**GIVEN PROBLEM:** Repeat exactly the lines running from the line that contains "Convert this screenshot" to the line that contains "Extract the structured"; include both ends and add nothing.

[START SOURCE MATERIAL]

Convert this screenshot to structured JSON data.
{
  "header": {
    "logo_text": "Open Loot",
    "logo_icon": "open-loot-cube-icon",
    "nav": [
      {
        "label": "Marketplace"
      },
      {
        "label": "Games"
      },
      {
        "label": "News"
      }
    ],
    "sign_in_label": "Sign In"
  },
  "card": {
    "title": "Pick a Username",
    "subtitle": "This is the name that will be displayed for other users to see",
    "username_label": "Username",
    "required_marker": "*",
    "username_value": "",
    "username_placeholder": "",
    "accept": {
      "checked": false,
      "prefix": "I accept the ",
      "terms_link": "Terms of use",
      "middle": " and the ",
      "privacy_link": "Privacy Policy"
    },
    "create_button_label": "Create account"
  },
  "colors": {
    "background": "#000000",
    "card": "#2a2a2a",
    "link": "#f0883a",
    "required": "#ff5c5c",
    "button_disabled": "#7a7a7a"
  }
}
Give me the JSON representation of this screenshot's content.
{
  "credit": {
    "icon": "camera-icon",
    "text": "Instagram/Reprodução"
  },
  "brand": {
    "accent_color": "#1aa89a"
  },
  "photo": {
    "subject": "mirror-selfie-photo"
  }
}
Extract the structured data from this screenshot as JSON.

[END SOURCE MATERIAL]
[START SOURCE MATERIAL]

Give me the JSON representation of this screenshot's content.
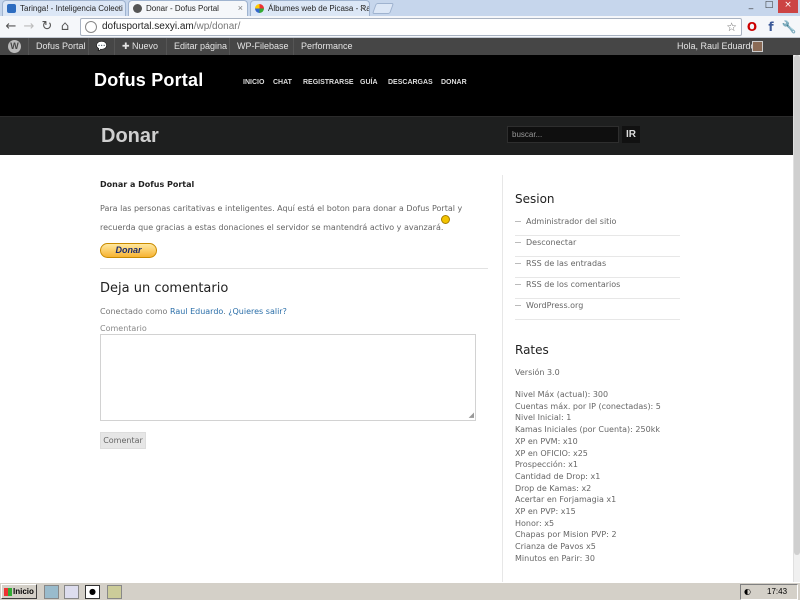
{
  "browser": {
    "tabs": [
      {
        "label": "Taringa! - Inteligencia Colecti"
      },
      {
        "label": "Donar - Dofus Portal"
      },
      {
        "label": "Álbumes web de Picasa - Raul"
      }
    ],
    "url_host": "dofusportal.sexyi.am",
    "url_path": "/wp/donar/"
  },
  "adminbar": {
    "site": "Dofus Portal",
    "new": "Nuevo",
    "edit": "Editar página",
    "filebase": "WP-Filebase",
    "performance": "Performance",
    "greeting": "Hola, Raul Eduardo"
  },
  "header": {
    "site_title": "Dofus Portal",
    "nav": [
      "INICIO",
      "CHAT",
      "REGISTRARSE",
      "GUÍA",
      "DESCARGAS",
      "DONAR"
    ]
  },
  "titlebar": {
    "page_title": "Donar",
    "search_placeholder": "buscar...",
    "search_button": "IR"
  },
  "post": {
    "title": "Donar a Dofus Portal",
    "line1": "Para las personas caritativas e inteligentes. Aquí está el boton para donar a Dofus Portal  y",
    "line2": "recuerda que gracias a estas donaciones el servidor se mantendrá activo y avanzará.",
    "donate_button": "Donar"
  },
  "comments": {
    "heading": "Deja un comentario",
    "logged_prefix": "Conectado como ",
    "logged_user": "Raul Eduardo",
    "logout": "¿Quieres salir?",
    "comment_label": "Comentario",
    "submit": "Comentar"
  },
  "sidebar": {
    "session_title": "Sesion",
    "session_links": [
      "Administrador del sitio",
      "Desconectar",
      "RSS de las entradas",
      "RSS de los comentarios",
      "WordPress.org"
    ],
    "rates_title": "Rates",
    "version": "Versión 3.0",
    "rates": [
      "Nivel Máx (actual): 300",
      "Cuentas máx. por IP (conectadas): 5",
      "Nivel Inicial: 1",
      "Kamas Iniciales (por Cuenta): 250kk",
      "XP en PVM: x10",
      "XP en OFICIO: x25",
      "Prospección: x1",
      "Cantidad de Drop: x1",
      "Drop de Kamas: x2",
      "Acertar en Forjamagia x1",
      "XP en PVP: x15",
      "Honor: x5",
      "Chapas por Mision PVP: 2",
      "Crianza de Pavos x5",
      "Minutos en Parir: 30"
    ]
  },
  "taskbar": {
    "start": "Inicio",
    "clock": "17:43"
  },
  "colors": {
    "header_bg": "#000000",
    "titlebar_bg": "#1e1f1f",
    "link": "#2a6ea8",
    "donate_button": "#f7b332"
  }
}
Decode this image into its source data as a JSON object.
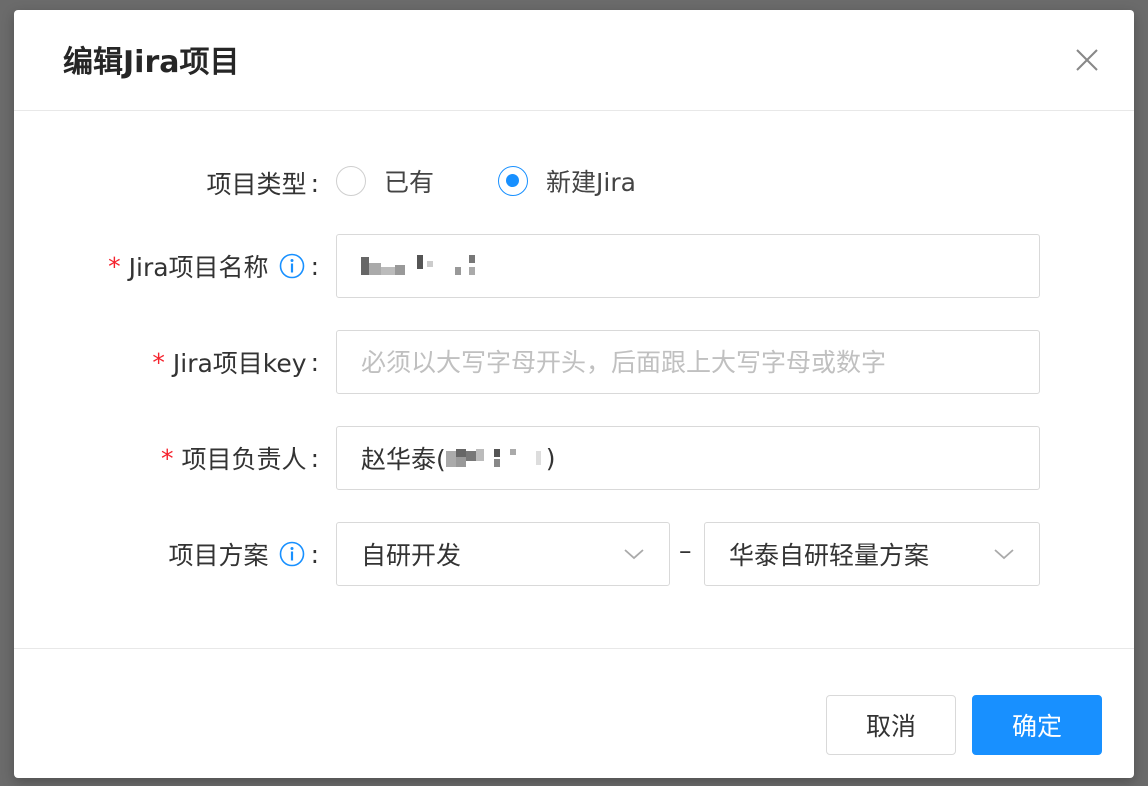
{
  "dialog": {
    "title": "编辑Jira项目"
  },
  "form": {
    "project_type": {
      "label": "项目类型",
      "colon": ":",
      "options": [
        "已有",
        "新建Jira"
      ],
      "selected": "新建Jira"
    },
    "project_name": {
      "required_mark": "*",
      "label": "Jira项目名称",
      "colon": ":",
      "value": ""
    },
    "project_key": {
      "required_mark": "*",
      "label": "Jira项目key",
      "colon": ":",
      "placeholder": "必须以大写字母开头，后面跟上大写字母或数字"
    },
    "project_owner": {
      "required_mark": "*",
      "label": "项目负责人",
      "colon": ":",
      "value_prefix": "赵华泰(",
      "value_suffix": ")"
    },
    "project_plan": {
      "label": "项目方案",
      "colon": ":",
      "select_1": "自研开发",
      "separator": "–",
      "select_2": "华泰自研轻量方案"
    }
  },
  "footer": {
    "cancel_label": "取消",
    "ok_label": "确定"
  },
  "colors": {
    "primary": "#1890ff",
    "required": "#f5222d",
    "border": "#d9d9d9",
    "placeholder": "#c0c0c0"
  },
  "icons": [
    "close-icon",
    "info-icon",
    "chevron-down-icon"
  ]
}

[END SOURCE MATERIAL]
[START SOURCE MATERIAL]

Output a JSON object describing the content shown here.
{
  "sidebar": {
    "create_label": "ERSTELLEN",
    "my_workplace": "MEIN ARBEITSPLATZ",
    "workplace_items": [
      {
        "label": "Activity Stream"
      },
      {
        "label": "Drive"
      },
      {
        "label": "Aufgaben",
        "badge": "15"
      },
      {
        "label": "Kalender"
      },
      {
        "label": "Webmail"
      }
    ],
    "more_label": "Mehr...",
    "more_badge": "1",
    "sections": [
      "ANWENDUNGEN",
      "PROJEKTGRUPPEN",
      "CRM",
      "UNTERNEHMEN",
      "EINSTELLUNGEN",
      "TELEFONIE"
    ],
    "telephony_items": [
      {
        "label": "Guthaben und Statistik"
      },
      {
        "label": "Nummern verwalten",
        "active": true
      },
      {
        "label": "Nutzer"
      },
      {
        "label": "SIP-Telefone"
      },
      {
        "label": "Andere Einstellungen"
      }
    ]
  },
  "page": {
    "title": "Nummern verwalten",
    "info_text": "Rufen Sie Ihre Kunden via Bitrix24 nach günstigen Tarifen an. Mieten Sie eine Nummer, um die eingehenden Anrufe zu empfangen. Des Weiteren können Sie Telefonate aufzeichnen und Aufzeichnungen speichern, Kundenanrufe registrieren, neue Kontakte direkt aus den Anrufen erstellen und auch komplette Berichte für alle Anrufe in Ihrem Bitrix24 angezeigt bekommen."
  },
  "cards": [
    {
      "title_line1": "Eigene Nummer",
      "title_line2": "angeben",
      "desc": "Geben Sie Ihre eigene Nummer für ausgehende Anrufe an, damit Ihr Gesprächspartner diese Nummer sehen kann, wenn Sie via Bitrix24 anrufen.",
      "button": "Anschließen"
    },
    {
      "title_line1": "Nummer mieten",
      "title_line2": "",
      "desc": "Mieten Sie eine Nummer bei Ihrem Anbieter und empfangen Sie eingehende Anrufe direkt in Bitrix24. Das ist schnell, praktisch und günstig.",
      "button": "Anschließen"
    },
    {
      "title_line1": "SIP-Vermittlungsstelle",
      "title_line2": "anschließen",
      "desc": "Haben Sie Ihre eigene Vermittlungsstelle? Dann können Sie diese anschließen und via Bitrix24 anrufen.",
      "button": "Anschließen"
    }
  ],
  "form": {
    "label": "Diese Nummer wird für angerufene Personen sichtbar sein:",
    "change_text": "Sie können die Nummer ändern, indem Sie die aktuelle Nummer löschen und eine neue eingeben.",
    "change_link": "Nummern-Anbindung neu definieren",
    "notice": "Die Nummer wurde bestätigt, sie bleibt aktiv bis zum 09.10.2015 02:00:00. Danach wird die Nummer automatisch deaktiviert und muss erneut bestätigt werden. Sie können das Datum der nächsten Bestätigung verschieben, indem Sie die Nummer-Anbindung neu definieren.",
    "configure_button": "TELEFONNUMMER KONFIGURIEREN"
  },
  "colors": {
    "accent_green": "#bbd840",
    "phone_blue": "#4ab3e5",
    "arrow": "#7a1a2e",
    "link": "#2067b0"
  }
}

[END SOURCE MATERIAL]

**TASK OUTPUT:**
Convert this screenshot to structured JSON data.
{
  "header": {
    "logo_text": "Open Loot",
    "logo_icon": "open-loot-cube-icon",
    "nav": [
      {
        "label": "Marketplace"
      },
      {
        "label": "Games"
      },
      {
        "label": "News"
      }
    ],
    "sign_in_label": "Sign In"
  },
  "card": {
    "title": "Pick a Username",
    "subtitle": "This is the name that will be displayed for other users to see",
    "username_label": "Username",
    "required_marker": "*",
    "username_value": "",
    "username_placeholder": "",
    "accept": {
      "checked": false,
      "prefix": "I accept the ",
      "terms_link": "Terms of use",
      "middle": " and the ",
      "privacy_link": "Privacy Policy"
    },
    "create_button_label": "Create account"
  },
  "colors": {
    "background": "#000000",
    "card": "#2a2a2a",
    "link": "#f0883a",
    "required": "#ff5c5c",
    "button_disabled": "#7a7a7a"
  }
}
Give me the JSON representation of this screenshot's content.
{
  "credit": {
    "icon": "camera-icon",
    "text": "Instagram/Reprodução"
  },
  "brand": {
    "accent_color": "#1aa89a"
  },
  "photo": {
    "subject": "mirror-selfie-photo"
  }
}
Extract the structured data from this screenshot as JSON.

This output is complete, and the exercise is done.